* **PAGE TEXT**:
"""

Reputation: 667
I do a simply join of 2 datables as follows:
set.seed(1)
DT1 <- data.table(
Idx = rep(1:100),
x1 = round(rnorm(100,0.75,0.3),2),
x2 = round(rnorm(100,0.75,0.3),2),
x3 = round(rnorm(100,0.75,0.3),2))
DT2 <- data.table(
Idx2 = rep(1:100),
x1 = round(rep(pi,100),2),
targetcol = rep(999,100))
DT2[DT1,on = c(Idx2 = "Idx")]
This works, but there is a column i.x1
in the result, which I do not want. I only want to include the 'targetcol', hence the name. Now the problem is that in another example, I have many of these duplicate columns with the 'i' before them and therefore i would like to delete them or better exclude them during the merge. I know this should be possible with X[Y,.(...)]
, but I didn't find the right way how to fill the dots in .(...)
with all but one one column, i.e. with all but i.x1
. So I wonder what is the best way to select multiple columns in data table with the list-syntax as above?

"""

* **PROBLEMS**:
A – In the data.table join question above, what is the name of the unwanted column that shows up in the join result?
B – From the data.table join question, reproduce the passage starting with "Reputation: 667" and going on through "targetcol = rep(999,100))".
C – Carry on the data.table join question from the point where it stops.

* **DATASET SECTION**:
"""

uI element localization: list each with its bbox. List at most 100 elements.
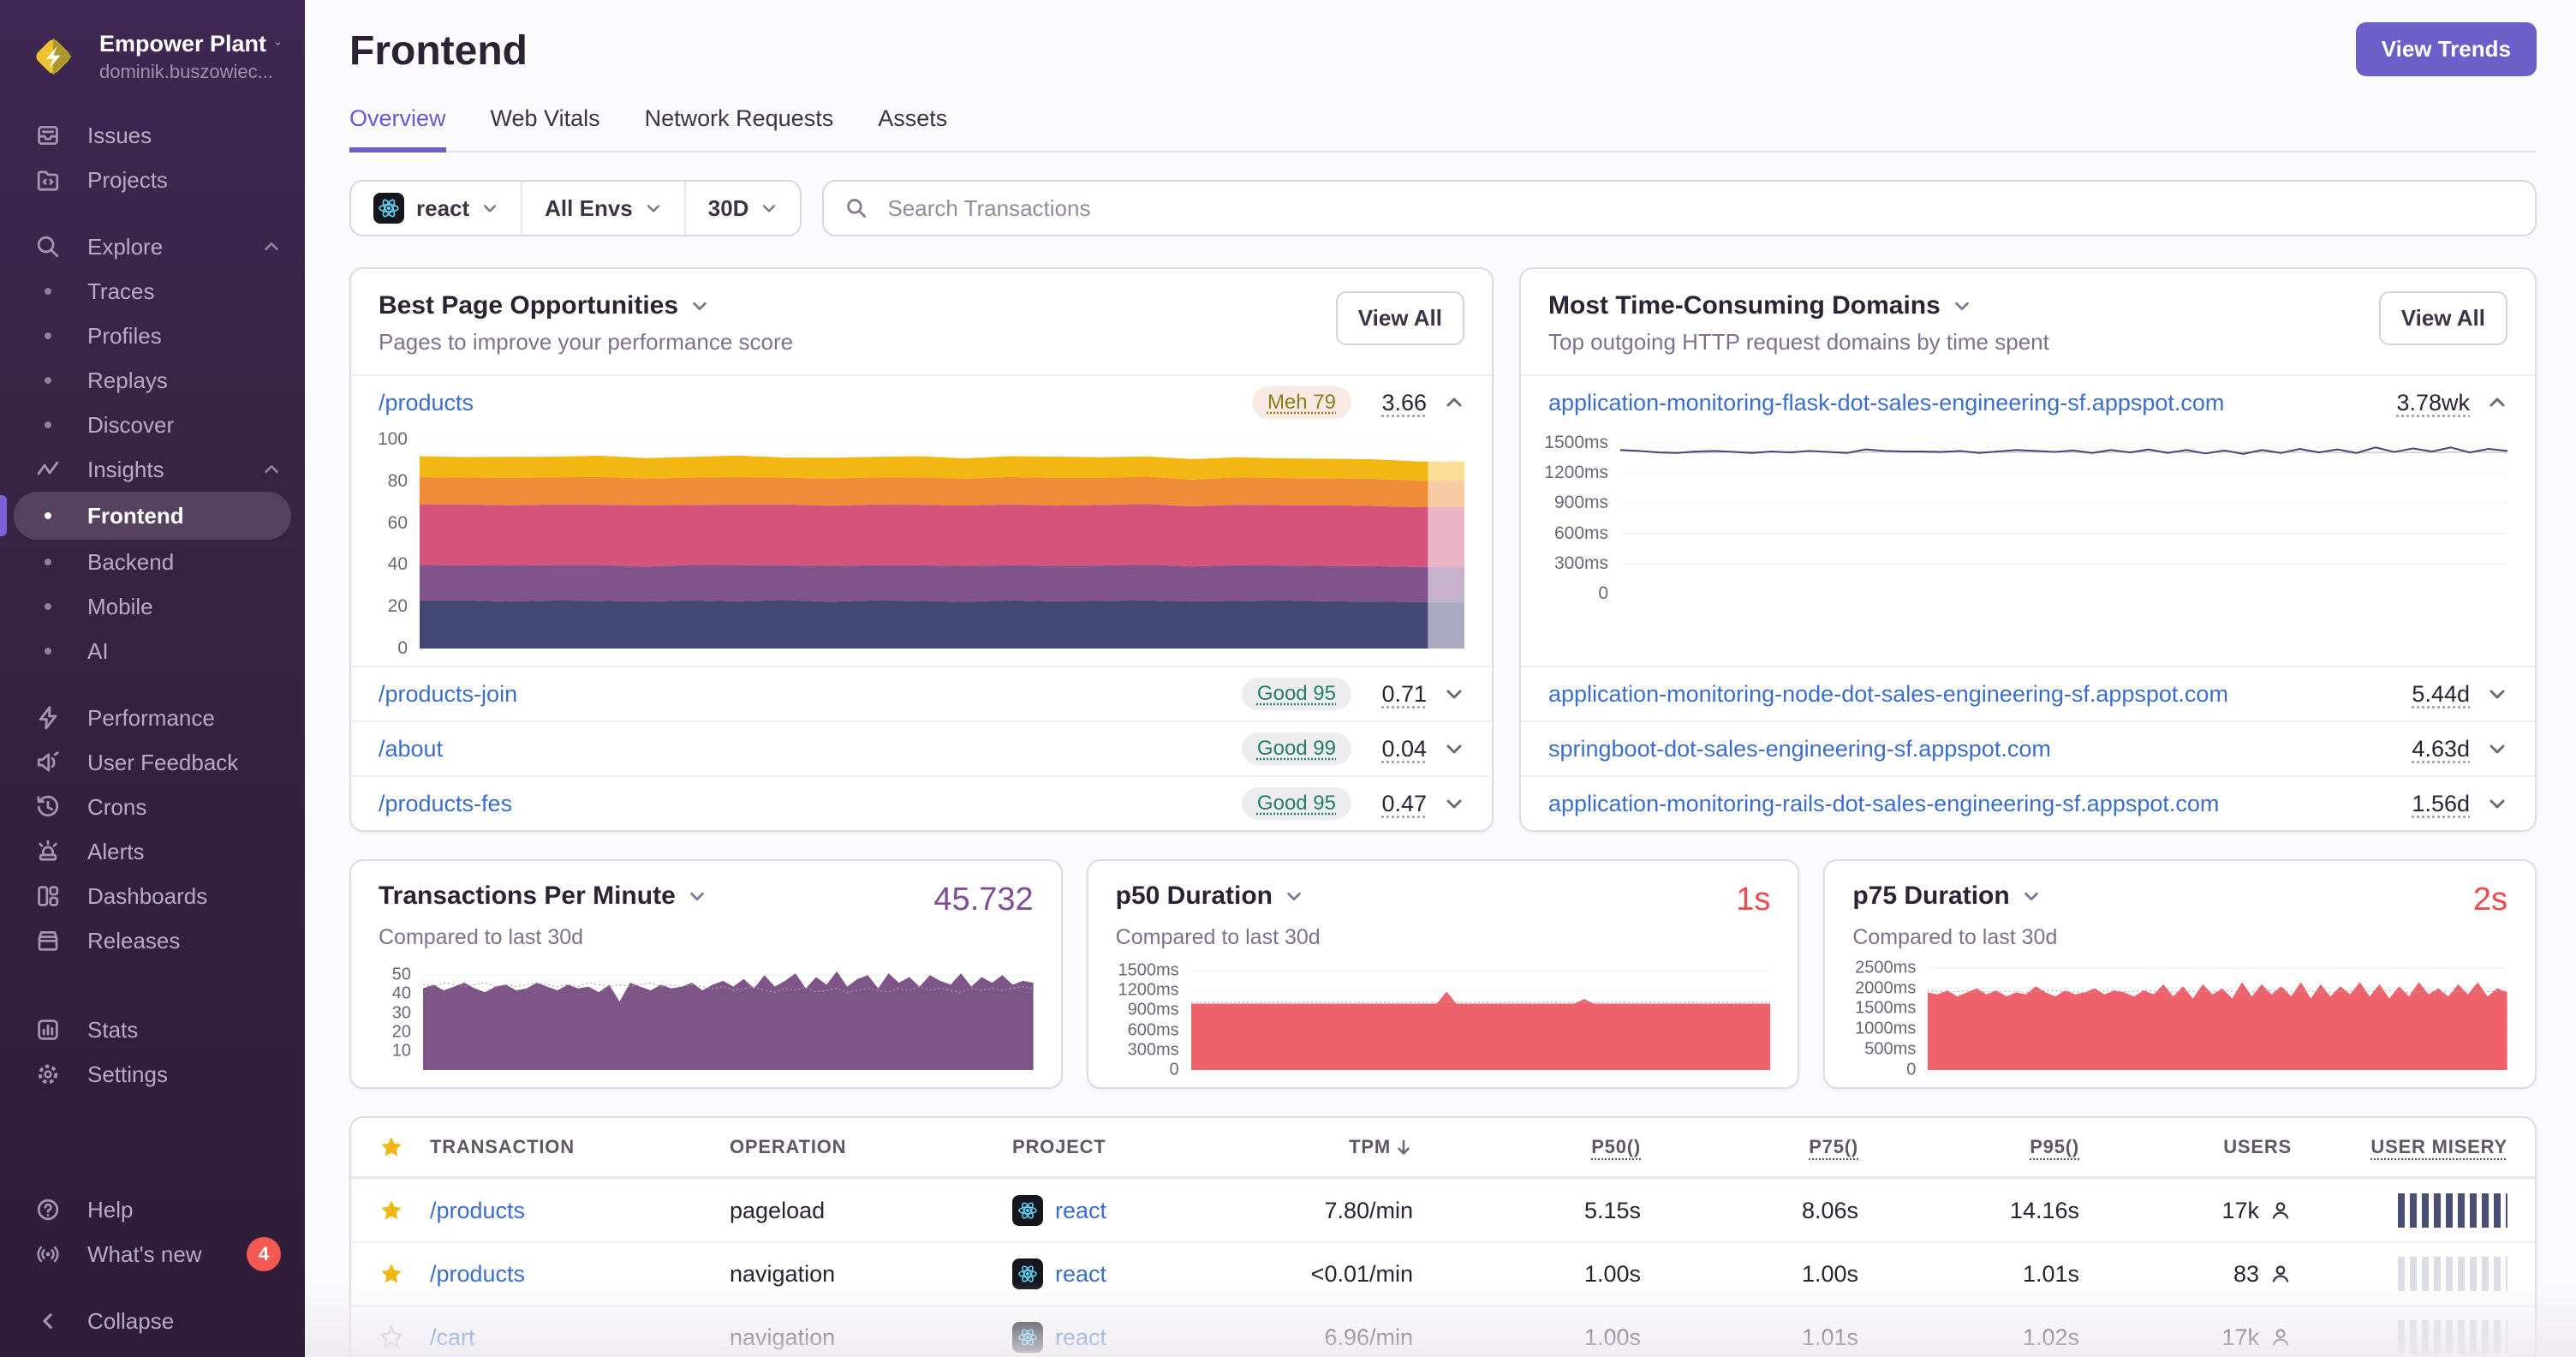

"""

* **ANSWERS TO THE TASKS**:
A – i.x1

B –
Reputation: 667
I do a simply join of 2 datables as follows:
set.seed(1)
DT1 <- data.table(
Idx = rep(1:100),
x1 = round(rnorm(100,0.75,0.3),2),
x2 = round(rnorm(100,0.75,0.3),2),
x3 = round(rnorm(100,0.75,0.3),2))
DT2 <- data.table(
Idx2 = rep(1:100),
x1 = round(rep(pi,100),2),
targetcol = rep(999,100))

C –
Secondly I tried the newer merge syntax of datatable:
merge(x = DT1, y = DT2[,c("Idx2","targetcol")], by.x = "Idx",by.y = "Idx2", all.x=TRUE)
but it leads to a different column ordering, naming (x1.x
and x1.y
), and moreover, I read it is slower than the other way.
What is the best method to solve this (also in case there are many more columns and duplicates; this was just to illustrate the issue)?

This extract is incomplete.